__WRITTEN EXERCISE__:
Check each line of the entries below for the string "Pengesahan"; copy every line where it appears.
## START ENTRIES SHOWN
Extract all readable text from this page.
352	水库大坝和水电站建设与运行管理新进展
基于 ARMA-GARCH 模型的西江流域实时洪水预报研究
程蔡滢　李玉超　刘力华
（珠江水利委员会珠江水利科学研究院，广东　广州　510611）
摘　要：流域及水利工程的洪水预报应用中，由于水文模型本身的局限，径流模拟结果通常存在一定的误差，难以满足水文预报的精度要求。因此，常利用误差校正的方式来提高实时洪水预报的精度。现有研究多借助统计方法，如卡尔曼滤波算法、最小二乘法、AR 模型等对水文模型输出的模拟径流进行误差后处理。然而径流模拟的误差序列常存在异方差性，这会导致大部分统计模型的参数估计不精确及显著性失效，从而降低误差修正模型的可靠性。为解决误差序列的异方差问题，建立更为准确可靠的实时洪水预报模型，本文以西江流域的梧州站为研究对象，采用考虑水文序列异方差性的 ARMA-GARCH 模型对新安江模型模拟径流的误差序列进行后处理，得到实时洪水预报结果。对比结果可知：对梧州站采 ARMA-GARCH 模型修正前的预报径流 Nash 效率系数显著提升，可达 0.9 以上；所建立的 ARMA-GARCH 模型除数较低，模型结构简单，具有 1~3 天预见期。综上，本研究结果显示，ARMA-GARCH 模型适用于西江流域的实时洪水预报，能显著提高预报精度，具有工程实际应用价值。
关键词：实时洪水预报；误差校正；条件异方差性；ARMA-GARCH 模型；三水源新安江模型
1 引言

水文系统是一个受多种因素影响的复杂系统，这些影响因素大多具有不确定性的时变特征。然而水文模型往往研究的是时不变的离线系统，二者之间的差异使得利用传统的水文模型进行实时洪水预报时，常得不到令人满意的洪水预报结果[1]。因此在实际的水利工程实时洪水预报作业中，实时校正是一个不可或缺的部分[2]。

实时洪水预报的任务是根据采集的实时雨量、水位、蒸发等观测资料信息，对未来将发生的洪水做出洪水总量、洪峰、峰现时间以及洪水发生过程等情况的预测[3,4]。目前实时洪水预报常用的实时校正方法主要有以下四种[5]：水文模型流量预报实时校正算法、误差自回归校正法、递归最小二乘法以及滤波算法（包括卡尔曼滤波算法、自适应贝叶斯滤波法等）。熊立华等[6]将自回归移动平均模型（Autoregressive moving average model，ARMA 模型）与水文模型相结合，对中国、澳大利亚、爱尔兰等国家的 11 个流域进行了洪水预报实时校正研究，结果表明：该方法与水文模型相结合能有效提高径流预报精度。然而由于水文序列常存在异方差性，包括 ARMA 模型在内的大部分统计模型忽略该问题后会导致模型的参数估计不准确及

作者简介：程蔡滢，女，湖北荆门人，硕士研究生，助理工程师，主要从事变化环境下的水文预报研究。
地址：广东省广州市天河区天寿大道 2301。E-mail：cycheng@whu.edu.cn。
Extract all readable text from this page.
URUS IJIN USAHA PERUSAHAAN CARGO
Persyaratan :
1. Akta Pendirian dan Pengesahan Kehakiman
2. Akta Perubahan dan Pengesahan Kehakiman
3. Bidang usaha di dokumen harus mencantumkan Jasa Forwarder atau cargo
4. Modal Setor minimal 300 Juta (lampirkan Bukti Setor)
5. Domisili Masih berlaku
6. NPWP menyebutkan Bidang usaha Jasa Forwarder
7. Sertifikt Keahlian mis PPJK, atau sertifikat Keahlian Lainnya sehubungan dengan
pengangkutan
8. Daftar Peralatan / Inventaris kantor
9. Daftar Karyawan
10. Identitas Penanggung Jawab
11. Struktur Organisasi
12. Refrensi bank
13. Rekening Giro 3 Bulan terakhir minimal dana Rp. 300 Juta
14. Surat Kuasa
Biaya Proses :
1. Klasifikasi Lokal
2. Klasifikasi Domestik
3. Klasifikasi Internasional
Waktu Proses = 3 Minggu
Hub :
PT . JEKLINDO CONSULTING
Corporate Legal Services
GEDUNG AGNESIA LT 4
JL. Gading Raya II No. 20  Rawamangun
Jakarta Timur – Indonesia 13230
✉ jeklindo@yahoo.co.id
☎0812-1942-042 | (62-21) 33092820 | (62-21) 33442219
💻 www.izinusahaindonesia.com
## END ENTRIES SHOWN
## START ENTRIES SHOWN
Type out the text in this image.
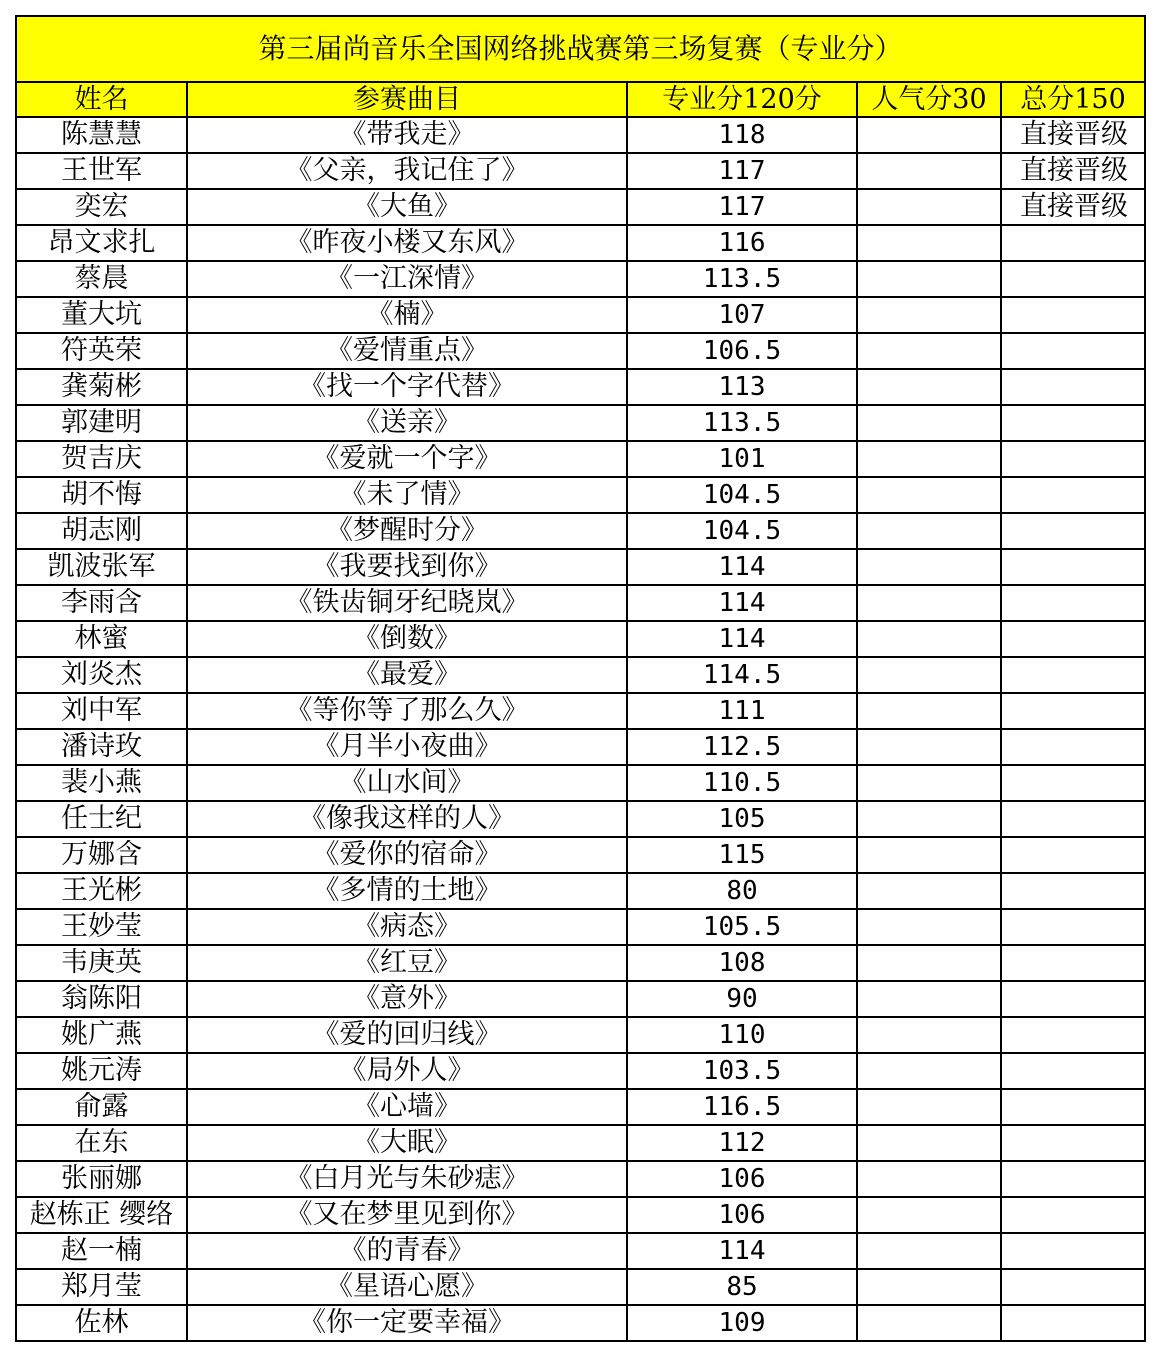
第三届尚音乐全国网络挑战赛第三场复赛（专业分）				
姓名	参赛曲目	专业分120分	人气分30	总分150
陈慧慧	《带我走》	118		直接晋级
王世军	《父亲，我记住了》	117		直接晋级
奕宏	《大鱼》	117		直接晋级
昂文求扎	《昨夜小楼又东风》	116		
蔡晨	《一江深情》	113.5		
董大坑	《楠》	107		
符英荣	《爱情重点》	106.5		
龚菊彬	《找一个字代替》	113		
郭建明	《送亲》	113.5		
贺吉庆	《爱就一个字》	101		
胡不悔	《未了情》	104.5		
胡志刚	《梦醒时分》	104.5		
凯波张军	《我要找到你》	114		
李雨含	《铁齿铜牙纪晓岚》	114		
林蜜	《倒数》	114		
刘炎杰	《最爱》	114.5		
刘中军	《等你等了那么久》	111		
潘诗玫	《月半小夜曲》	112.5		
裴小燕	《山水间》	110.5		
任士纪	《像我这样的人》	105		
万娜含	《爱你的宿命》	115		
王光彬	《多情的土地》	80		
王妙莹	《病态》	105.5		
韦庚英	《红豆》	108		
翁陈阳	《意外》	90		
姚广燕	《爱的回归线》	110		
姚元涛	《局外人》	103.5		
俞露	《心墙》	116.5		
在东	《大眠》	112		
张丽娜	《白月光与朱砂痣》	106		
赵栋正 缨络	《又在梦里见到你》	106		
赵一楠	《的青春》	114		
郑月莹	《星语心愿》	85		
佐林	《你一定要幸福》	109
## END ENTRIES SHOWN
## START ENTRIES SHOWN
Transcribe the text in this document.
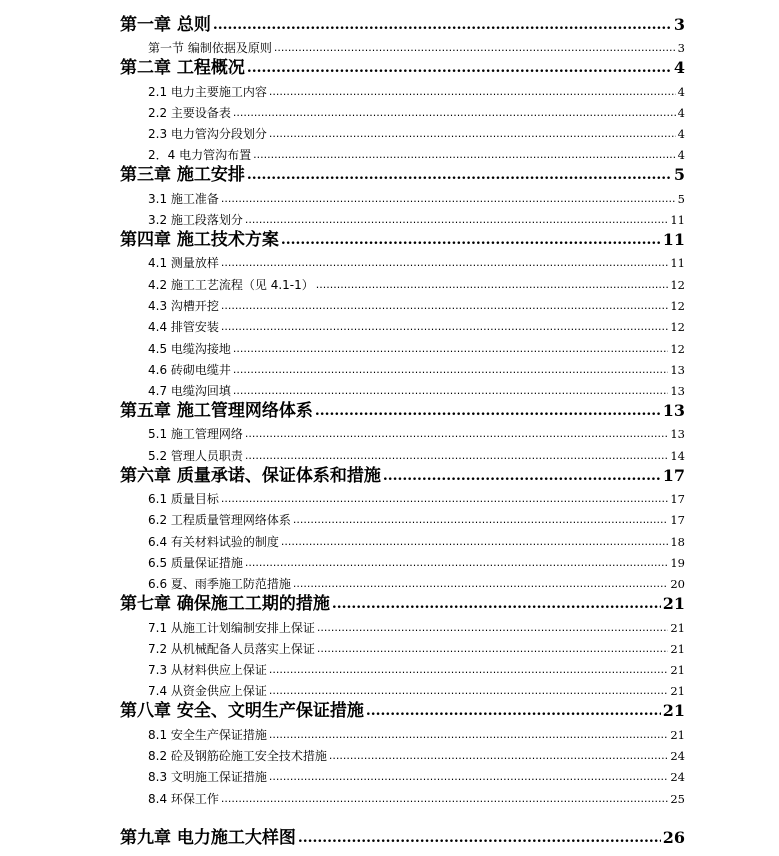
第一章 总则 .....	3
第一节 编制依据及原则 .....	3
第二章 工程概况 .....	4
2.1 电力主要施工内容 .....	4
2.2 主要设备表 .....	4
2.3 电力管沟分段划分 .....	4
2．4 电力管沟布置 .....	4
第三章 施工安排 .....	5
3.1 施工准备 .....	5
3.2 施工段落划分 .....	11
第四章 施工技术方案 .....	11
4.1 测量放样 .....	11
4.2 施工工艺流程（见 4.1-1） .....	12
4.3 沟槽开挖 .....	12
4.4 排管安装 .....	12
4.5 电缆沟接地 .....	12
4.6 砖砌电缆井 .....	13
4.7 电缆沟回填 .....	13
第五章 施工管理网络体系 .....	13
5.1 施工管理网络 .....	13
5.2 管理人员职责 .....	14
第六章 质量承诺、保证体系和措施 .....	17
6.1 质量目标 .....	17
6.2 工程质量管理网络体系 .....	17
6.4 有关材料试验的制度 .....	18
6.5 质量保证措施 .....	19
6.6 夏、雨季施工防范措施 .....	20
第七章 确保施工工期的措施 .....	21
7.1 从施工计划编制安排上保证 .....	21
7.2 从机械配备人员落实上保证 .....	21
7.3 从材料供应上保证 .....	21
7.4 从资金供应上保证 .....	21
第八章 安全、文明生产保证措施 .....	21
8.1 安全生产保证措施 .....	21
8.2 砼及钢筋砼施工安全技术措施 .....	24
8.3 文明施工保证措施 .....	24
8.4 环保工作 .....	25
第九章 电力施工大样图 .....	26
## END ENTRIES SHOWN
__RESPONSE TO THE TASK__:
1. Akta Pendirian dan Pengesahan Kehakiman
2. Akta Perubahan dan Pengesahan Kehakiman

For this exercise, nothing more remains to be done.